◆ **TASK OBJECTIVE**: Take every line where the string "инвалида" appears and copy it.

◆ **DATASET CONTENT**:
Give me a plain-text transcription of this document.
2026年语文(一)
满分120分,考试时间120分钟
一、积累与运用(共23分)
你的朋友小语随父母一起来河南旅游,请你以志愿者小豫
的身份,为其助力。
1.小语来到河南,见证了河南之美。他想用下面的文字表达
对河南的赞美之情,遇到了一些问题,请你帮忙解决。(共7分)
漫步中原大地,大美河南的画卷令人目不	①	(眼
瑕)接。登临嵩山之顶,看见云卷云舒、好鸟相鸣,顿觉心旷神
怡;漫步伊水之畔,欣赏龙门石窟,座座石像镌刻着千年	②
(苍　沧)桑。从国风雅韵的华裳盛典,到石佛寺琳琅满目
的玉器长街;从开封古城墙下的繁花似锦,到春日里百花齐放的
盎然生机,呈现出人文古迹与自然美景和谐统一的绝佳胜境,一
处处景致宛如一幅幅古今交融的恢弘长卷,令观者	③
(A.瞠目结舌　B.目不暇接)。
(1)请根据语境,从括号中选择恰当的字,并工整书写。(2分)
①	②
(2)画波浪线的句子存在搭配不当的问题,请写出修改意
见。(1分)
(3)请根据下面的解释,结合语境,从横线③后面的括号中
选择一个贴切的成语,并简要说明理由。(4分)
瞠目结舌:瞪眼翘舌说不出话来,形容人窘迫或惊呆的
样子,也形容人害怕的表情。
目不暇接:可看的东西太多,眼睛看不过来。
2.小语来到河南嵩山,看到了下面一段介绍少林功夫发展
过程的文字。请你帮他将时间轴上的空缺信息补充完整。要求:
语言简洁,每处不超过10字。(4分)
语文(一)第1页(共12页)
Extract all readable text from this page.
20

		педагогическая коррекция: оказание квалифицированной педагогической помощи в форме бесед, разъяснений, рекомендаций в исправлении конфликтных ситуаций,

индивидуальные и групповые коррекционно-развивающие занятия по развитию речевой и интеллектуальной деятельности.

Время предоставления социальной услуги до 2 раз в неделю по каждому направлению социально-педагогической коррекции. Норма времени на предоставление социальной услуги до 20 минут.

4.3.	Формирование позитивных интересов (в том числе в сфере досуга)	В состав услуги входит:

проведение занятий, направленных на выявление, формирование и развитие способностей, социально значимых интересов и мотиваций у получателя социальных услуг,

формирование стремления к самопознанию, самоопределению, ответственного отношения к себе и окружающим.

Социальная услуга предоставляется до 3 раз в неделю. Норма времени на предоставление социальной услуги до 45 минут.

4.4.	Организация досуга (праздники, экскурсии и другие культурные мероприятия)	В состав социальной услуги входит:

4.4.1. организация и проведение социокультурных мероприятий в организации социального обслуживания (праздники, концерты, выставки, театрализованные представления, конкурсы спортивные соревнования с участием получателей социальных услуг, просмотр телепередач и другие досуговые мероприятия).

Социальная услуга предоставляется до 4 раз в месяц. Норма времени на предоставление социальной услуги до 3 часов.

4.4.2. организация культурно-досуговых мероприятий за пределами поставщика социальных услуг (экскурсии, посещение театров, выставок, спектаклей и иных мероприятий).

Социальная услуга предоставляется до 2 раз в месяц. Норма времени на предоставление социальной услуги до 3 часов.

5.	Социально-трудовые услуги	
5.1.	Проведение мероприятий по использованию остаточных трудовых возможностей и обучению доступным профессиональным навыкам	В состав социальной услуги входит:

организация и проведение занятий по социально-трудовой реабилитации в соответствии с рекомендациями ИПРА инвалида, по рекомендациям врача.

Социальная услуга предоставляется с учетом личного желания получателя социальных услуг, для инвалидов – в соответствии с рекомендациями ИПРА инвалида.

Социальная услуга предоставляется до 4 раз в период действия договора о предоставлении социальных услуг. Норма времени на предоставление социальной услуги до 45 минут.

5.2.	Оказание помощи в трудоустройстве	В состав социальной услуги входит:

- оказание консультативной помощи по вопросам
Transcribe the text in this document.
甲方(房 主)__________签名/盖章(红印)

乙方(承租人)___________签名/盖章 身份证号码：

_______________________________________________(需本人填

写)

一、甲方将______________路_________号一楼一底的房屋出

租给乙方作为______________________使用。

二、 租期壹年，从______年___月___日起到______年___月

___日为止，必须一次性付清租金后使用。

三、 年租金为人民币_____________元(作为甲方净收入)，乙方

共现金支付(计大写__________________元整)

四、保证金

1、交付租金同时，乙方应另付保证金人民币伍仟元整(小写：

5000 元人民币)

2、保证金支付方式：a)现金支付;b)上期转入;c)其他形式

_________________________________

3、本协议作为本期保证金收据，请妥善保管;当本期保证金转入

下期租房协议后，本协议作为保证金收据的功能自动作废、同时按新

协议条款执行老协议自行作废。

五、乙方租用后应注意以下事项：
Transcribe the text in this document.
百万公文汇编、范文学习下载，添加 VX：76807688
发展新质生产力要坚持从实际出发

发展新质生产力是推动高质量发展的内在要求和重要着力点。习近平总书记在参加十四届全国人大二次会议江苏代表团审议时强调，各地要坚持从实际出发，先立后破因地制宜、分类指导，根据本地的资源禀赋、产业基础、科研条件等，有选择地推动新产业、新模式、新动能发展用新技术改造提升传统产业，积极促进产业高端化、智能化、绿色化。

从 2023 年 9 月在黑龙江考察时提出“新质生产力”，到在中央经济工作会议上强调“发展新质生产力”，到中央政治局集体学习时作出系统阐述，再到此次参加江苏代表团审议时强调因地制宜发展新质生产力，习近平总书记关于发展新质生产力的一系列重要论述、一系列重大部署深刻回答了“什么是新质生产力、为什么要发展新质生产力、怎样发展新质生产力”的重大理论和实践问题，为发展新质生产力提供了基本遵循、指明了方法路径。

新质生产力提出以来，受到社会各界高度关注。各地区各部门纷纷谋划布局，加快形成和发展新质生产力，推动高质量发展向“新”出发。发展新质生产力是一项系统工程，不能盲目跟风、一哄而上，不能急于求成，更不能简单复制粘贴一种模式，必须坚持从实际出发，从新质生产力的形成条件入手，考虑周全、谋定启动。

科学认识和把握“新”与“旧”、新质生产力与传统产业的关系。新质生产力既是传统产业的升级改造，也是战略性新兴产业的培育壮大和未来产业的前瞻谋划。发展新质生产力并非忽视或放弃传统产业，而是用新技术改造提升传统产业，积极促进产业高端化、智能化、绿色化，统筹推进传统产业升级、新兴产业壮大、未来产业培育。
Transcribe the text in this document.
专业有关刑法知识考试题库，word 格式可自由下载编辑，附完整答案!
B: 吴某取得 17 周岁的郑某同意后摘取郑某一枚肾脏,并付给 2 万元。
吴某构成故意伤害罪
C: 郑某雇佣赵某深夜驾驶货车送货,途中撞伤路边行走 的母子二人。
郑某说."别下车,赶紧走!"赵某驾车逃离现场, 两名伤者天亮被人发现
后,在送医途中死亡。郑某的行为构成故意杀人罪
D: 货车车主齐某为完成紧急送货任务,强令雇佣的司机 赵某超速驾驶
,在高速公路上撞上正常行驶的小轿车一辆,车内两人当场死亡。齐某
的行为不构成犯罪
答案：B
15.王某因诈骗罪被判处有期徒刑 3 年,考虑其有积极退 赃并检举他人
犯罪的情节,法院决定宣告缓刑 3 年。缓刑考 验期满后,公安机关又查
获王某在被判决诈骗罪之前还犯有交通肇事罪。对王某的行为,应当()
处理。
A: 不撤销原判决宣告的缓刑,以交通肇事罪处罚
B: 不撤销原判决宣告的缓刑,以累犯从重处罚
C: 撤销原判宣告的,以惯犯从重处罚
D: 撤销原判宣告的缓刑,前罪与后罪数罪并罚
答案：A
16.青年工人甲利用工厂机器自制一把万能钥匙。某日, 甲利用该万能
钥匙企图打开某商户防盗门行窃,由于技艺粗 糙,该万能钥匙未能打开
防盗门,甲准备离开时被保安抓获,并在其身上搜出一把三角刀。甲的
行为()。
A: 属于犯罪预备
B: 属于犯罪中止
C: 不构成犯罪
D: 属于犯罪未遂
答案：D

◆ **RESPONSE FOR THIS EXERCISE**:
организация и проведение занятий по социально-трудовой реабилитации в соответствии с рекомендациями ИПРА инвалида, по рекомендациям врача.
Социальная услуга предоставляется с учетом личного желания получателя социальных услуг, для инвалидов – в соответствии с рекомендациями ИПРА инвалида.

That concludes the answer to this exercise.